>> Begin Data section

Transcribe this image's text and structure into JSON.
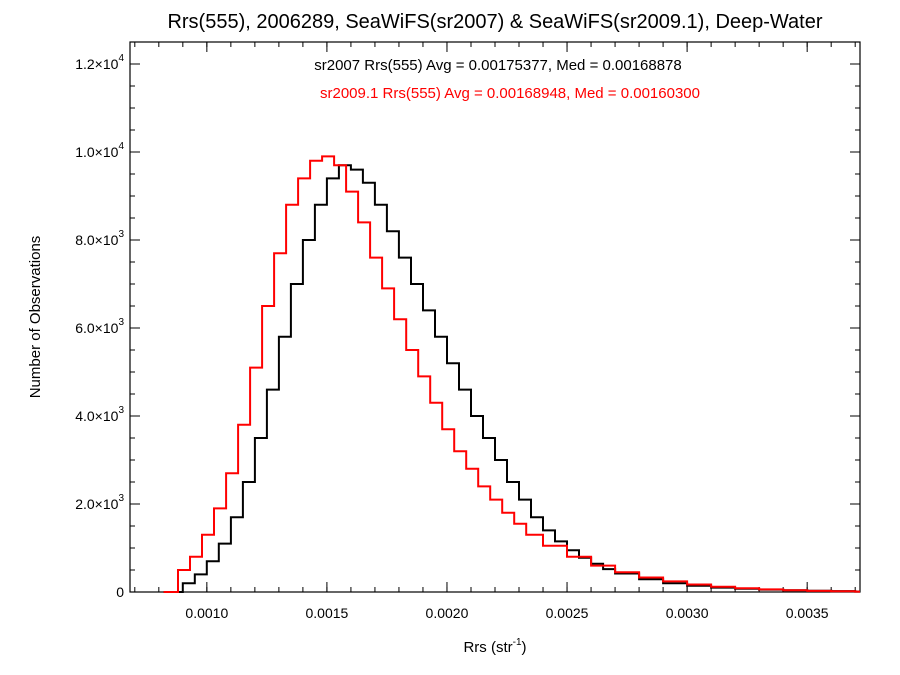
{
  "chart_data": {
    "type": "line",
    "title": "Rrs(555), 2006289, SeaWiFS(sr2007) & SeaWiFS(sr2009.1), Deep-Water",
    "xlabel_main": "Rrs (str",
    "xlabel_sup": "-1",
    "xlabel_end": ")",
    "ylabel": "Number of Observations",
    "xlim": [
      0.00068,
      0.00372
    ],
    "ylim": [
      0,
      12500
    ],
    "x_ticks": [
      {
        "value": 0.001,
        "label": "0.0010"
      },
      {
        "value": 0.0015,
        "label": "0.0015"
      },
      {
        "value": 0.002,
        "label": "0.0020"
      },
      {
        "value": 0.0025,
        "label": "0.0025"
      },
      {
        "value": 0.003,
        "label": "0.0030"
      },
      {
        "value": 0.0035,
        "label": "0.0035"
      }
    ],
    "y_ticks": [
      {
        "value": 0,
        "mant": "0",
        "exp": ""
      },
      {
        "value": 2000,
        "mant": "2.0×10",
        "exp": "3"
      },
      {
        "value": 4000,
        "mant": "4.0×10",
        "exp": "3"
      },
      {
        "value": 6000,
        "mant": "6.0×10",
        "exp": "3"
      },
      {
        "value": 8000,
        "mant": "8.0×10",
        "exp": "3"
      },
      {
        "value": 10000,
        "mant": "1.0×10",
        "exp": "4"
      },
      {
        "value": 12000,
        "mant": "1.2×10",
        "exp": "4"
      }
    ],
    "annotations": [
      {
        "text": "sr2007 Rrs(555) Avg = 0.00175377, Med = 0.00168878",
        "color": "#000000"
      },
      {
        "text": "sr2009.1 Rrs(555) Avg = 0.00168948, Med = 0.00160300",
        "color": "#ff0000"
      }
    ],
    "series": [
      {
        "color": "#000000",
        "x": [
          0.00082,
          0.0009,
          0.00095,
          0.001,
          0.00105,
          0.0011,
          0.00115,
          0.0012,
          0.00125,
          0.0013,
          0.00135,
          0.0014,
          0.00145,
          0.0015,
          0.00155,
          0.0016,
          0.00165,
          0.0017,
          0.00175,
          0.0018,
          0.00185,
          0.0019,
          0.00195,
          0.002,
          0.00205,
          0.0021,
          0.00215,
          0.0022,
          0.00225,
          0.0023,
          0.00235,
          0.0024,
          0.00245,
          0.0025,
          0.00255,
          0.0026,
          0.00265,
          0.0027,
          0.0028,
          0.0029,
          0.003,
          0.0031,
          0.0032,
          0.0033,
          0.0034,
          0.0035,
          0.0036,
          0.0037
        ],
        "values": [
          0,
          200,
          400,
          700,
          1100,
          1700,
          2500,
          3500,
          4600,
          5800,
          7000,
          8000,
          8800,
          9400,
          9700,
          9600,
          9300,
          8800,
          8200,
          7600,
          7000,
          6400,
          5800,
          5200,
          4600,
          4000,
          3500,
          3000,
          2500,
          2100,
          1700,
          1400,
          1150,
          950,
          780,
          640,
          520,
          420,
          290,
          200,
          140,
          100,
          75,
          55,
          40,
          30,
          20,
          10
        ]
      },
      {
        "color": "#ff0000",
        "x": [
          0.00082,
          0.00088,
          0.00093,
          0.00098,
          0.00103,
          0.00108,
          0.00113,
          0.00118,
          0.00123,
          0.00128,
          0.00133,
          0.00138,
          0.00143,
          0.00148,
          0.00153,
          0.00158,
          0.00163,
          0.00168,
          0.00173,
          0.00178,
          0.00183,
          0.00188,
          0.00193,
          0.00198,
          0.00203,
          0.00208,
          0.00213,
          0.00218,
          0.00223,
          0.00228,
          0.00233,
          0.0024,
          0.0025,
          0.0026,
          0.0027,
          0.0028,
          0.0029,
          0.003,
          0.0031,
          0.0032,
          0.0033,
          0.0034,
          0.0035,
          0.0036,
          0.0037
        ],
        "values": [
          0,
          500,
          800,
          1300,
          1900,
          2700,
          3800,
          5100,
          6500,
          7700,
          8800,
          9400,
          9800,
          9900,
          9700,
          9100,
          8400,
          7600,
          6900,
          6200,
          5500,
          4900,
          4300,
          3700,
          3200,
          2800,
          2400,
          2100,
          1800,
          1550,
          1300,
          1050,
          800,
          600,
          450,
          330,
          240,
          170,
          120,
          85,
          60,
          40,
          25,
          15,
          8
        ]
      }
    ]
  }
}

>> End Data section

Repeat the listing in full and exactly. Do not include any images.

Transcribe this image's text and structure into JSON.
{
  "chart_data": {
    "type": "line",
    "title": "Rrs(555), 2006289, SeaWiFS(sr2007) & SeaWiFS(sr2009.1), Deep-Water",
    "xlabel_main": "Rrs (str",
    "xlabel_sup": "-1",
    "xlabel_end": ")",
    "ylabel": "Number of Observations",
    "xlim": [
      0.00068,
      0.00372
    ],
    "ylim": [
      0,
      12500
    ],
    "x_ticks": [
      {
        "value": 0.001,
        "label": "0.0010"
      },
      {
        "value": 0.0015,
        "label": "0.0015"
      },
      {
        "value": 0.002,
        "label": "0.0020"
      },
      {
        "value": 0.0025,
        "label": "0.0025"
      },
      {
        "value": 0.003,
        "label": "0.0030"
      },
      {
        "value": 0.0035,
        "label": "0.0035"
      }
    ],
    "y_ticks": [
      {
        "value": 0,
        "mant": "0",
        "exp": ""
      },
      {
        "value": 2000,
        "mant": "2.0×10",
        "exp": "3"
      },
      {
        "value": 4000,
        "mant": "4.0×10",
        "exp": "3"
      },
      {
        "value": 6000,
        "mant": "6.0×10",
        "exp": "3"
      },
      {
        "value": 8000,
        "mant": "8.0×10",
        "exp": "3"
      },
      {
        "value": 10000,
        "mant": "1.0×10",
        "exp": "4"
      },
      {
        "value": 12000,
        "mant": "1.2×10",
        "exp": "4"
      }
    ],
    "annotations": [
      {
        "text": "sr2007 Rrs(555) Avg = 0.00175377, Med = 0.00168878",
        "color": "#000000"
      },
      {
        "text": "sr2009.1 Rrs(555) Avg = 0.00168948, Med = 0.00160300",
        "color": "#ff0000"
      }
    ],
    "series": [
      {
        "color": "#000000",
        "x": [
          0.00082,
          0.0009,
          0.00095,
          0.001,
          0.00105,
          0.0011,
          0.00115,
          0.0012,
          0.00125,
          0.0013,
          0.00135,
          0.0014,
          0.00145,
          0.0015,
          0.00155,
          0.0016,
          0.00165,
          0.0017,
          0.00175,
          0.0018,
          0.00185,
          0.0019,
          0.00195,
          0.002,
          0.00205,
          0.0021,
          0.00215,
          0.0022,
          0.00225,
          0.0023,
          0.00235,
          0.0024,
          0.00245,
          0.0025,
          0.00255,
          0.0026,
          0.00265,
          0.0027,
          0.0028,
          0.0029,
          0.003,
          0.0031,
          0.0032,
          0.0033,
          0.0034,
          0.0035,
          0.0036,
          0.0037
        ],
        "values": [
          0,
          200,
          400,
          700,
          1100,
          1700,
          2500,
          3500,
          4600,
          5800,
          7000,
          8000,
          8800,
          9400,
          9700,
          9600,
          9300,
          8800,
          8200,
          7600,
          7000,
          6400,
          5800,
          5200,
          4600,
          4000,
          3500,
          3000,
          2500,
          2100,
          1700,
          1400,
          1150,
          950,
          780,
          640,
          520,
          420,
          290,
          200,
          140,
          100,
          75,
          55,
          40,
          30,
          20,
          10
        ]
      },
      {
        "color": "#ff0000",
        "x": [
          0.00082,
          0.00088,
          0.00093,
          0.00098,
          0.00103,
          0.00108,
          0.00113,
          0.00118,
          0.00123,
          0.00128,
          0.00133,
          0.00138,
          0.00143,
          0.00148,
          0.00153,
          0.00158,
          0.00163,
          0.00168,
          0.00173,
          0.00178,
          0.00183,
          0.00188,
          0.00193,
          0.00198,
          0.00203,
          0.00208,
          0.00213,
          0.00218,
          0.00223,
          0.00228,
          0.00233,
          0.0024,
          0.0025,
          0.0026,
          0.0027,
          0.0028,
          0.0029,
          0.003,
          0.0031,
          0.0032,
          0.0033,
          0.0034,
          0.0035,
          0.0036,
          0.0037
        ],
        "values": [
          0,
          500,
          800,
          1300,
          1900,
          2700,
          3800,
          5100,
          6500,
          7700,
          8800,
          9400,
          9800,
          9900,
          9700,
          9100,
          8400,
          7600,
          6900,
          6200,
          5500,
          4900,
          4300,
          3700,
          3200,
          2800,
          2400,
          2100,
          1800,
          1550,
          1300,
          1050,
          800,
          600,
          450,
          330,
          240,
          170,
          120,
          85,
          60,
          40,
          25,
          15,
          8
        ]
      }
    ]
  }
}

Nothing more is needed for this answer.